(Exercise goal) Locate every line below that contains the string "title", treating uppercase and lowercase as distinct, and copy each such line in full.

(Records for the task)
--------
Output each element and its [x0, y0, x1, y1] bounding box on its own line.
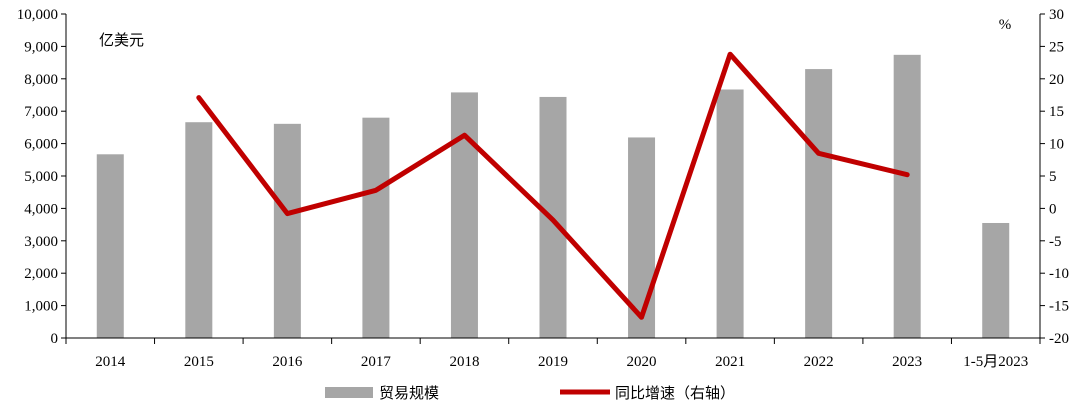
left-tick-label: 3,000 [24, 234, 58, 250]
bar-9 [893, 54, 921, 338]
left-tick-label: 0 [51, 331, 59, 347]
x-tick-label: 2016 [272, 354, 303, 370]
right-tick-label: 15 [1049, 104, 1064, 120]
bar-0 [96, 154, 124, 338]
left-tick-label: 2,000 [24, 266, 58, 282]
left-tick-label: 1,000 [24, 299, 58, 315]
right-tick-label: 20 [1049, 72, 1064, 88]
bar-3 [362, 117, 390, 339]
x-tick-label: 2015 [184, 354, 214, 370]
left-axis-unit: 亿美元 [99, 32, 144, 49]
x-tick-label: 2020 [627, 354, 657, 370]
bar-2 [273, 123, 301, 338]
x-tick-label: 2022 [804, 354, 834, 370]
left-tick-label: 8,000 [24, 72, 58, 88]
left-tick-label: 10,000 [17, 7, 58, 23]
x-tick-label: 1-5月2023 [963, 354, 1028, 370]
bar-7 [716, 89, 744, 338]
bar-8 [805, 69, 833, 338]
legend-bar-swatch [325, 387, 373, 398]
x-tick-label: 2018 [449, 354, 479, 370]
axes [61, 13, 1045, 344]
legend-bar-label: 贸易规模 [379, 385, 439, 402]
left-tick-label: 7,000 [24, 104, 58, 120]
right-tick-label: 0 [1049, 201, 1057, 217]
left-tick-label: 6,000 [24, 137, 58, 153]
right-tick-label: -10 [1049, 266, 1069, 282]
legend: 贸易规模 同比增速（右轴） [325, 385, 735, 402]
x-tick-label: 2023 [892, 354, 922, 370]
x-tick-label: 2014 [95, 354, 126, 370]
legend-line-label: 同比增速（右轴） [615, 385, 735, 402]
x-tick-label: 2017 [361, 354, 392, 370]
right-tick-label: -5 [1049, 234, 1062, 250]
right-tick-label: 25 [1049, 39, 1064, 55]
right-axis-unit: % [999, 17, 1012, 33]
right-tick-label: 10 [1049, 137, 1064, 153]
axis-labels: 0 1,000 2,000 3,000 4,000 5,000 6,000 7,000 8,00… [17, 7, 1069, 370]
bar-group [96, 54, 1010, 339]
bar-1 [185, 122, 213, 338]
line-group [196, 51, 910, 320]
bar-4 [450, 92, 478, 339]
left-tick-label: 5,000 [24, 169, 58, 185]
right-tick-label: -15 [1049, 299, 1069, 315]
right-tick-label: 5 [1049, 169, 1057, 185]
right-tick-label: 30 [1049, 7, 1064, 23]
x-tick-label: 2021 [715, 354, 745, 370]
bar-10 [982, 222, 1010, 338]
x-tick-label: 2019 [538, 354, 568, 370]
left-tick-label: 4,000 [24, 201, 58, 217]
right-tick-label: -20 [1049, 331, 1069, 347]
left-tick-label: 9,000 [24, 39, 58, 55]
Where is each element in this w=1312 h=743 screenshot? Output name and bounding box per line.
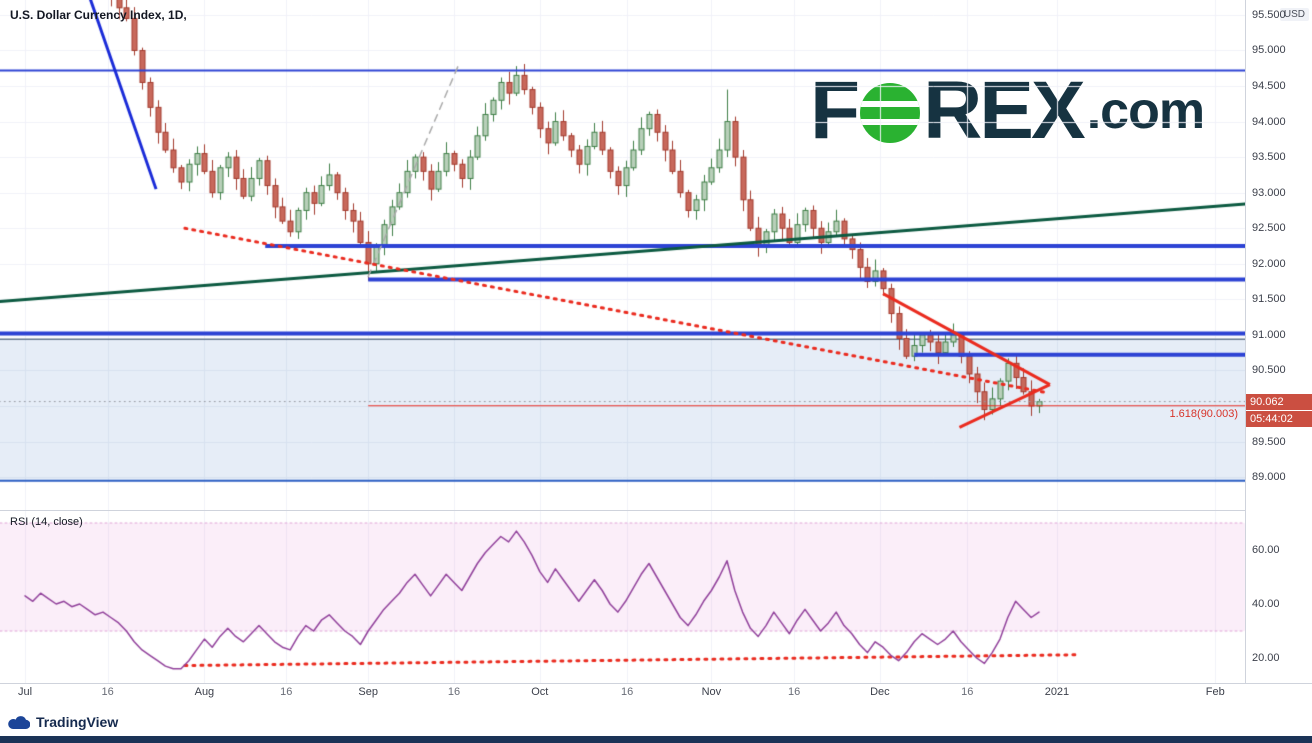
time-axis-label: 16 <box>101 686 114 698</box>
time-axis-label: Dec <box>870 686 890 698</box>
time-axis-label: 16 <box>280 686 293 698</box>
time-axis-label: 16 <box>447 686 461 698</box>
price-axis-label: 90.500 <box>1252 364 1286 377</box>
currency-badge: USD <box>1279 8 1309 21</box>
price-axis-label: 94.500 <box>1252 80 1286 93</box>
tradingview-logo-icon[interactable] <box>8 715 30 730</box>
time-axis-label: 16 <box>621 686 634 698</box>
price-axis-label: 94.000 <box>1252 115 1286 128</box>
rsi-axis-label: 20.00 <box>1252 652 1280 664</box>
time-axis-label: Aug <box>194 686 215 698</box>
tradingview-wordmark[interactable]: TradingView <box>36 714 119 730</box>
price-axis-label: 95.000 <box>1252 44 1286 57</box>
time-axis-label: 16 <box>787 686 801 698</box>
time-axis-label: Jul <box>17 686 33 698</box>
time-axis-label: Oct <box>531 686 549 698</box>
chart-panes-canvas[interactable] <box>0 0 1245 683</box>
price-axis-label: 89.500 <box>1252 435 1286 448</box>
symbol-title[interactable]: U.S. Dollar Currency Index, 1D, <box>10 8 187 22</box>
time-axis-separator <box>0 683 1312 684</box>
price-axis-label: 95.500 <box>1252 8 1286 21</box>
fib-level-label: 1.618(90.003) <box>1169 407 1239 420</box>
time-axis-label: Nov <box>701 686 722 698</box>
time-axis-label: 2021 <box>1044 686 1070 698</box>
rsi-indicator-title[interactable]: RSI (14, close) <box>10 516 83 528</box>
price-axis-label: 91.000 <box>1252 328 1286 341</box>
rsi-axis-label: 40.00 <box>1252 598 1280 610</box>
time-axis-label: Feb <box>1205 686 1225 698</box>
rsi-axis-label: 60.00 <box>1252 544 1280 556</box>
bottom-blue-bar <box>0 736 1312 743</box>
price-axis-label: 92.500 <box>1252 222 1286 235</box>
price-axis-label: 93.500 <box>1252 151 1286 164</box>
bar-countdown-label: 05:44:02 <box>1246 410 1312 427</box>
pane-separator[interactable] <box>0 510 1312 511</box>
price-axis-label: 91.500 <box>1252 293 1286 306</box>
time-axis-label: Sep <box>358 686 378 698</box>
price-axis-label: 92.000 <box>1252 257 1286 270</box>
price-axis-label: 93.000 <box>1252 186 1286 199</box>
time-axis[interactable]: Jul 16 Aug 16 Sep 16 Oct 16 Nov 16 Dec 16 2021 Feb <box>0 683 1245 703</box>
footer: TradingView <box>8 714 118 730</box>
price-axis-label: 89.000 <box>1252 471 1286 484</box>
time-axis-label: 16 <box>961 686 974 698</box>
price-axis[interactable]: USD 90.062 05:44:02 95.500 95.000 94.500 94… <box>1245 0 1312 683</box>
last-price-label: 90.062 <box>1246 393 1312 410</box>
--------
(Reply)
symbol-title[interactable]: U.S. Dollar Currency Index, 1D, <box>10 8 187 22</box>
rsi-indicator-title[interactable]: RSI (14, close) <box>10 516 83 528</box>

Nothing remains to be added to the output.